Exercise goal
From the listing below, tally the lines that include "BEARBEITEN". Return only the total.

╭─ Record list

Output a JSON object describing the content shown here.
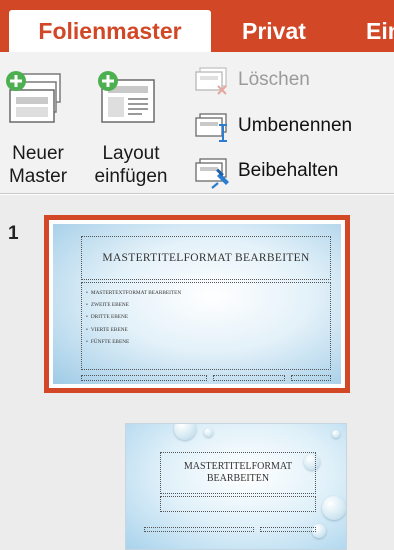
{
  "tabs": [
    {
      "label": "Folienmaster",
      "active": true
    },
    {
      "label": "Privat",
      "active": false
    },
    {
      "label": "Ein",
      "active": false
    }
  ],
  "ribbon": {
    "new_master": {
      "line1": "Neuer",
      "line2": "Master",
      "icon": "new-master-icon"
    },
    "insert_layout": {
      "line1": "Layout",
      "line2": "einfügen",
      "icon": "insert-layout-icon"
    },
    "delete": {
      "label": "Löschen",
      "enabled": false,
      "icon": "delete-layout-icon"
    },
    "rename": {
      "label": "Umbenennen",
      "enabled": true,
      "icon": "rename-icon"
    },
    "preserve": {
      "label": "Beibehalten",
      "enabled": true,
      "icon": "preserve-pin-icon"
    }
  },
  "thumbnails": {
    "master_number": "1",
    "master": {
      "title": "MASTERTITELFORMAT BEARBEITEN",
      "bullets": [
        "MASTERTEXTFORMAT BEARBEITEN",
        "ZWEITE EBENE",
        "DRITTE EBENE",
        "VIERTE EBENE",
        "FÜNFTE EBENE"
      ],
      "selected": true
    },
    "layout1": {
      "title": "MASTERTITELFORMAT BEARBEITEN"
    }
  },
  "colors": {
    "accent": "#d24726",
    "ribbon_bg": "#f2f2f2",
    "pane_bg": "#ececec",
    "icon_green": "#4caf50",
    "icon_blue": "#2b7cd3"
  }
}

╰─

Written answer
3